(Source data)
Begin

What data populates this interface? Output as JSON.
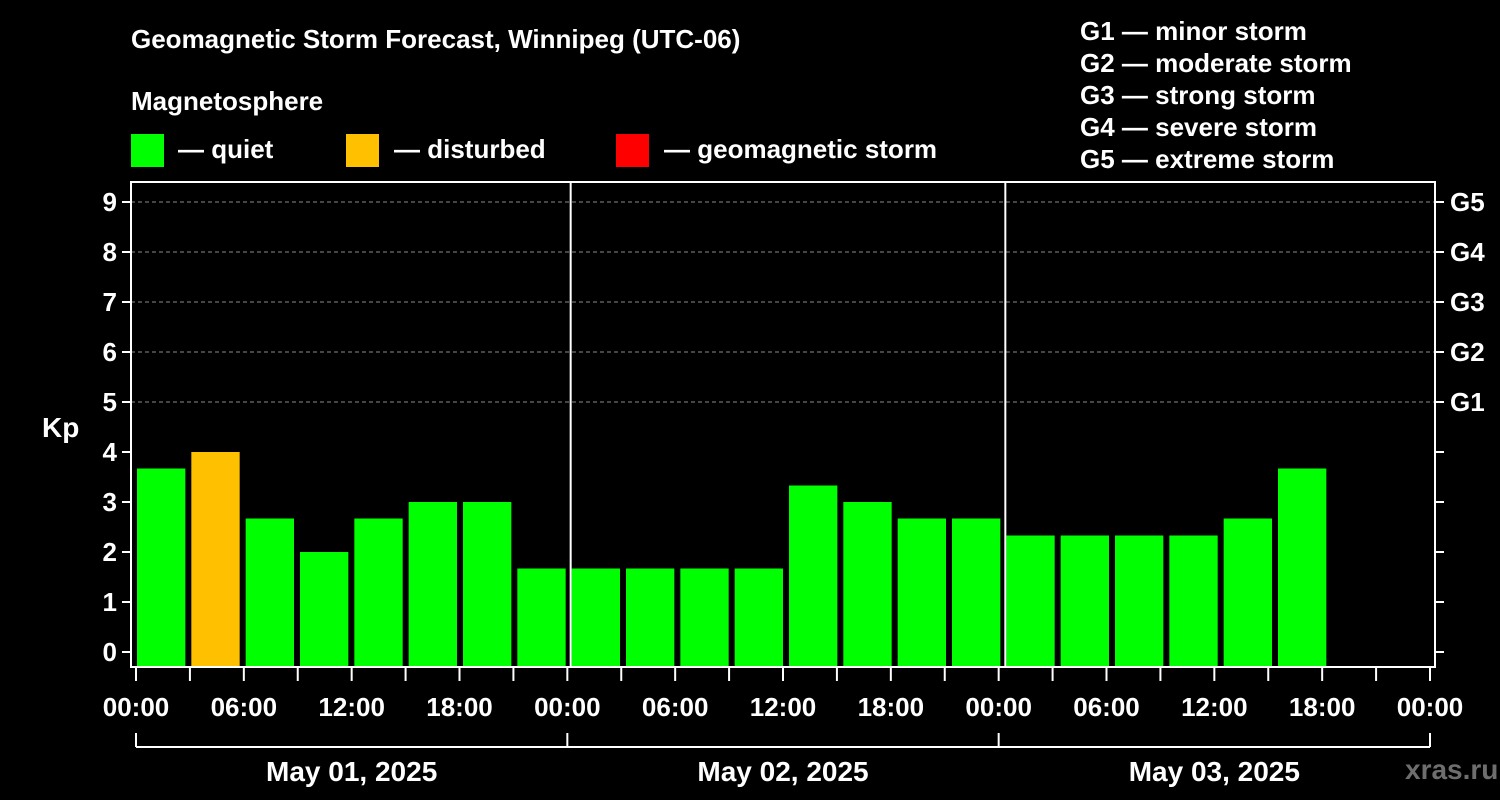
{
  "title": "Geomagnetic Storm Forecast, Winnipeg (UTC-06)",
  "legend": {
    "title": "Magnetosphere",
    "items": [
      {
        "label": "— quiet",
        "color": "#00ff00"
      },
      {
        "label": "— disturbed",
        "color": "#ffc000"
      },
      {
        "label": "— geomagnetic storm",
        "color": "#ff0000"
      }
    ]
  },
  "storm_levels": [
    "G1 — minor storm",
    "G2 — moderate storm",
    "G3 — strong storm",
    "G4 — severe storm",
    "G5 — extreme storm"
  ],
  "watermark": "xras.ru",
  "chart_data": {
    "type": "bar",
    "ylabel": "Kp",
    "xlabel": "",
    "ylim": [
      0,
      9
    ],
    "yticks": [
      "0",
      "1",
      "2",
      "3",
      "4",
      "5",
      "6",
      "7",
      "8",
      "9"
    ],
    "right_ticks": [
      {
        "kp": 5,
        "label": "G1"
      },
      {
        "kp": 6,
        "label": "G2"
      },
      {
        "kp": 7,
        "label": "G3"
      },
      {
        "kp": 8,
        "label": "G4"
      },
      {
        "kp": 9,
        "label": "G5"
      }
    ],
    "xtick_labels": [
      "00:00",
      "06:00",
      "12:00",
      "18:00",
      "00:00",
      "06:00",
      "12:00",
      "18:00",
      "00:00",
      "06:00",
      "12:00",
      "18:00",
      "00:00"
    ],
    "days": [
      "May 01, 2025",
      "May 02, 2025",
      "May 03, 2025"
    ],
    "grid": "dashed at Kp 5-9",
    "bars": [
      {
        "time": "May 01 00:00",
        "kp": 3.67,
        "status": "quiet"
      },
      {
        "time": "May 01 03:00",
        "kp": 4.0,
        "status": "disturbed"
      },
      {
        "time": "May 01 06:00",
        "kp": 2.67,
        "status": "quiet"
      },
      {
        "time": "May 01 09:00",
        "kp": 2.0,
        "status": "quiet"
      },
      {
        "time": "May 01 12:00",
        "kp": 2.67,
        "status": "quiet"
      },
      {
        "time": "May 01 15:00",
        "kp": 3.0,
        "status": "quiet"
      },
      {
        "time": "May 01 18:00",
        "kp": 3.0,
        "status": "quiet"
      },
      {
        "time": "May 01 21:00",
        "kp": 1.67,
        "status": "quiet"
      },
      {
        "time": "May 02 00:00",
        "kp": 1.67,
        "status": "quiet"
      },
      {
        "time": "May 02 03:00",
        "kp": 1.67,
        "status": "quiet"
      },
      {
        "time": "May 02 06:00",
        "kp": 1.67,
        "status": "quiet"
      },
      {
        "time": "May 02 09:00",
        "kp": 1.67,
        "status": "quiet"
      },
      {
        "time": "May 02 12:00",
        "kp": 3.33,
        "status": "quiet"
      },
      {
        "time": "May 02 15:00",
        "kp": 3.0,
        "status": "quiet"
      },
      {
        "time": "May 02 18:00",
        "kp": 2.67,
        "status": "quiet"
      },
      {
        "time": "May 02 21:00",
        "kp": 2.67,
        "status": "quiet"
      },
      {
        "time": "May 03 00:00",
        "kp": 2.33,
        "status": "quiet"
      },
      {
        "time": "May 03 03:00",
        "kp": 2.33,
        "status": "quiet"
      },
      {
        "time": "May 03 06:00",
        "kp": 2.33,
        "status": "quiet"
      },
      {
        "time": "May 03 09:00",
        "kp": 2.33,
        "status": "quiet"
      },
      {
        "time": "May 03 12:00",
        "kp": 2.67,
        "status": "quiet"
      },
      {
        "time": "May 03 15:00",
        "kp": 3.67,
        "status": "quiet"
      }
    ]
  }
}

End

» Goal:
Report the number of lines of the listing above that hold the string "title", with no other text.

» Solution to this problem:
2